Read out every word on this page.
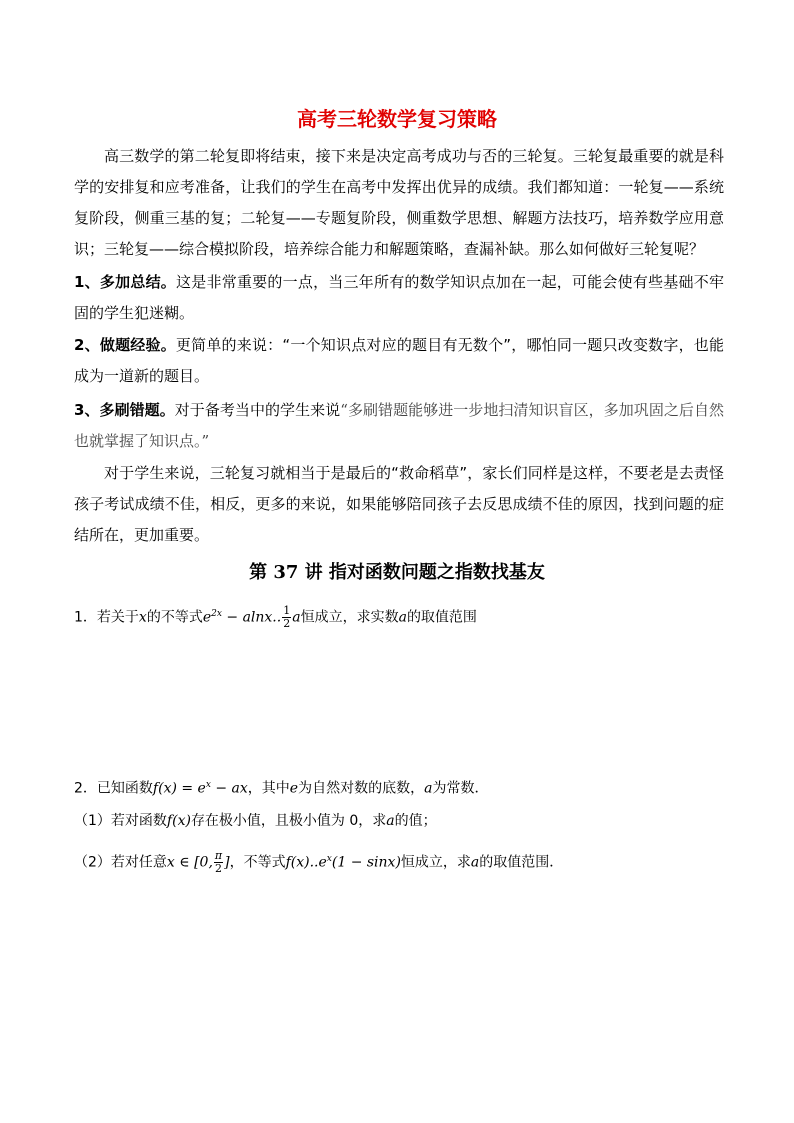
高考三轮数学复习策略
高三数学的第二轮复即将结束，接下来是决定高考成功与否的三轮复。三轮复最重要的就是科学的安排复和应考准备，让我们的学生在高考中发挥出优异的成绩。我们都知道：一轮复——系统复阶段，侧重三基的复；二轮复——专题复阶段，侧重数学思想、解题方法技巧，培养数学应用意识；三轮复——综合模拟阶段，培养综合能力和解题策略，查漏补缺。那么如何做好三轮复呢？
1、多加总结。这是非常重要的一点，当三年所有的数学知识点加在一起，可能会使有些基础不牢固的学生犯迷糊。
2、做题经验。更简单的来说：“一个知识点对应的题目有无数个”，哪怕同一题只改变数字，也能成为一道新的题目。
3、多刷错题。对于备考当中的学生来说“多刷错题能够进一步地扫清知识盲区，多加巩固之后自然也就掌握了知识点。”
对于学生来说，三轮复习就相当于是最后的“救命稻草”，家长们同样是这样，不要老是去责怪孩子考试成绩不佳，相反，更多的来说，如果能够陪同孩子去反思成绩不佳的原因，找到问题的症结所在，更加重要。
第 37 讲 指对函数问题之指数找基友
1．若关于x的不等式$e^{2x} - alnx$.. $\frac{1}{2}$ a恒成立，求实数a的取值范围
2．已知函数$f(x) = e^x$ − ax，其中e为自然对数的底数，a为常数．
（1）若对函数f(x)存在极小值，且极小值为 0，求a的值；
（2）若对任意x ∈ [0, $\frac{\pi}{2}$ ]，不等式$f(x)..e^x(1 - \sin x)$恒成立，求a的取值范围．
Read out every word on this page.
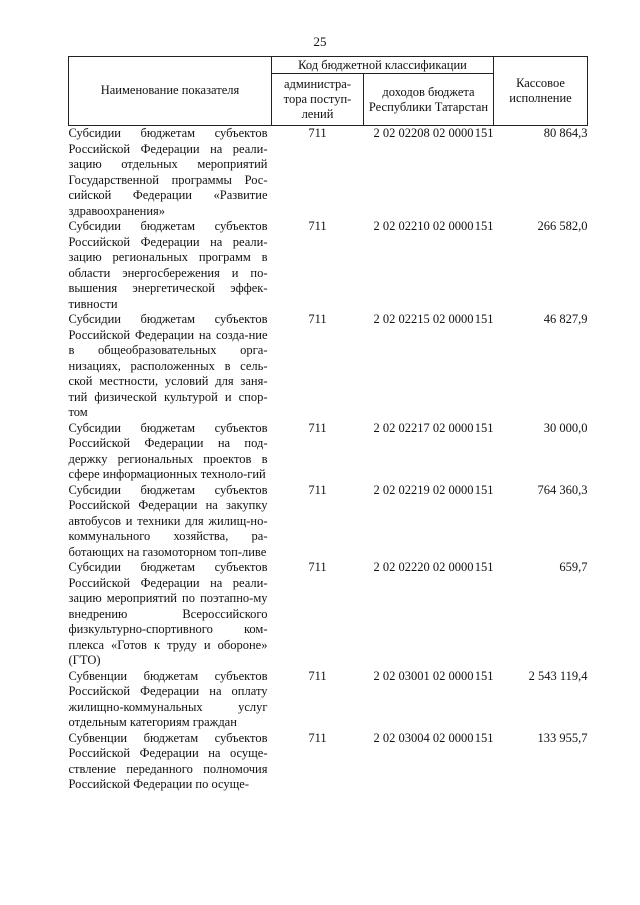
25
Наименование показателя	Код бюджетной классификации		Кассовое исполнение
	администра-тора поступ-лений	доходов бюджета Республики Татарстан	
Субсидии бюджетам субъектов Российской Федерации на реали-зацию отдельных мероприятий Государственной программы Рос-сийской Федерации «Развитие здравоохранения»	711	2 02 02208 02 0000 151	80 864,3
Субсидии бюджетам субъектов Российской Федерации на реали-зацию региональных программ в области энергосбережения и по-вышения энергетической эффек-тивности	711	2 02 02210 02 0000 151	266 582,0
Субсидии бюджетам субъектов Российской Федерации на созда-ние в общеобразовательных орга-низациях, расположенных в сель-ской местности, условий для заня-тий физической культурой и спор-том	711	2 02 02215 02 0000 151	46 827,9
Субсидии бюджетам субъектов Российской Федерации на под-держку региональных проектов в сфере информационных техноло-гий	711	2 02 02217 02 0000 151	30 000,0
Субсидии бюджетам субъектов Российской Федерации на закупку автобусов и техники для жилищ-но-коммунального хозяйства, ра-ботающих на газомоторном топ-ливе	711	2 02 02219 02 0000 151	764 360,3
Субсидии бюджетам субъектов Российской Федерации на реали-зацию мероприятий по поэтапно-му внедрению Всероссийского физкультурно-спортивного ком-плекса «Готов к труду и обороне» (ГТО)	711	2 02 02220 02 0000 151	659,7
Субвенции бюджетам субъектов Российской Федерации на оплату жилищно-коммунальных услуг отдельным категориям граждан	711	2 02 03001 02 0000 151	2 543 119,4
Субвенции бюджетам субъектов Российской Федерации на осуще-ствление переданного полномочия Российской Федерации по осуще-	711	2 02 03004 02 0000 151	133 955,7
+++
**SHORT EXERCISE**
From the records given above, copy all lines containing "мероприятий".

**EXERCISE RESPONSE**
Субсидии бюджетам субъектов Российской Федерации на реали-зацию отдельных мероприятий Государственной программы Рос-сийской Федерации «Развитие здравоохранения»	711	2 02 02208 02 0000 151	80 864,3
Субсидии бюджетам субъектов Российской Федерации на реали-зацию мероприятий по поэтапно-му внедрению Всероссийского физкультурно-спортивного ком-плекса «Готов к труду и обороне» (ГТО)	711	2 02 02220 02 0000 151	659,7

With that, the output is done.